• **Exercise objective**
From the listing below, count the lines where the string "Segnmented" occurs. Give the number, with no other words.

• **Records**
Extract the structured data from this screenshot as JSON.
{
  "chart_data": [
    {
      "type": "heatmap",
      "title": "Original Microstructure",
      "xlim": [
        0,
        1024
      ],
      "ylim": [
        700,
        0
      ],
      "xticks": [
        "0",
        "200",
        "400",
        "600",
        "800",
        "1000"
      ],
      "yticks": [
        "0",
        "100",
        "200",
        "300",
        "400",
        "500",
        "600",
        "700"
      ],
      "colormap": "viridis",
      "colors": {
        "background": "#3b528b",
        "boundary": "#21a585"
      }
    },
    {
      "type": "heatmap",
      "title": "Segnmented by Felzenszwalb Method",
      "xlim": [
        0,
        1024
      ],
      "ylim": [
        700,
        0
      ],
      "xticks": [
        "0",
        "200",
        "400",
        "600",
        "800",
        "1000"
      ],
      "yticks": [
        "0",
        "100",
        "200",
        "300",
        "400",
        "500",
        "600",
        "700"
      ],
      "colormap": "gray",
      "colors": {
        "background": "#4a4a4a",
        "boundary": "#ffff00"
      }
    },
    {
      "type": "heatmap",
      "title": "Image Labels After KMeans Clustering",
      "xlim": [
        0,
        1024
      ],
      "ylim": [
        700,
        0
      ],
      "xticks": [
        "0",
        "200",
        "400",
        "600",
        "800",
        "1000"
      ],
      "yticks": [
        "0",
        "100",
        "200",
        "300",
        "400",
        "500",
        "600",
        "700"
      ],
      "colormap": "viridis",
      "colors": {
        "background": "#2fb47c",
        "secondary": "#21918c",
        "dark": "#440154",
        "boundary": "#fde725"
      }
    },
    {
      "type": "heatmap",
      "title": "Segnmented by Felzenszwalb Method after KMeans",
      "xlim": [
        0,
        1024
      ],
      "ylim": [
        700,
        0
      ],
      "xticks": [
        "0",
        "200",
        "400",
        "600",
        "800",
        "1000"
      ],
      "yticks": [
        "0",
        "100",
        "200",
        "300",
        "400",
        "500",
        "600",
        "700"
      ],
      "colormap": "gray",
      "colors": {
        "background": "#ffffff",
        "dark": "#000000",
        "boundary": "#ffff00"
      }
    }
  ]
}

• **Solution**
2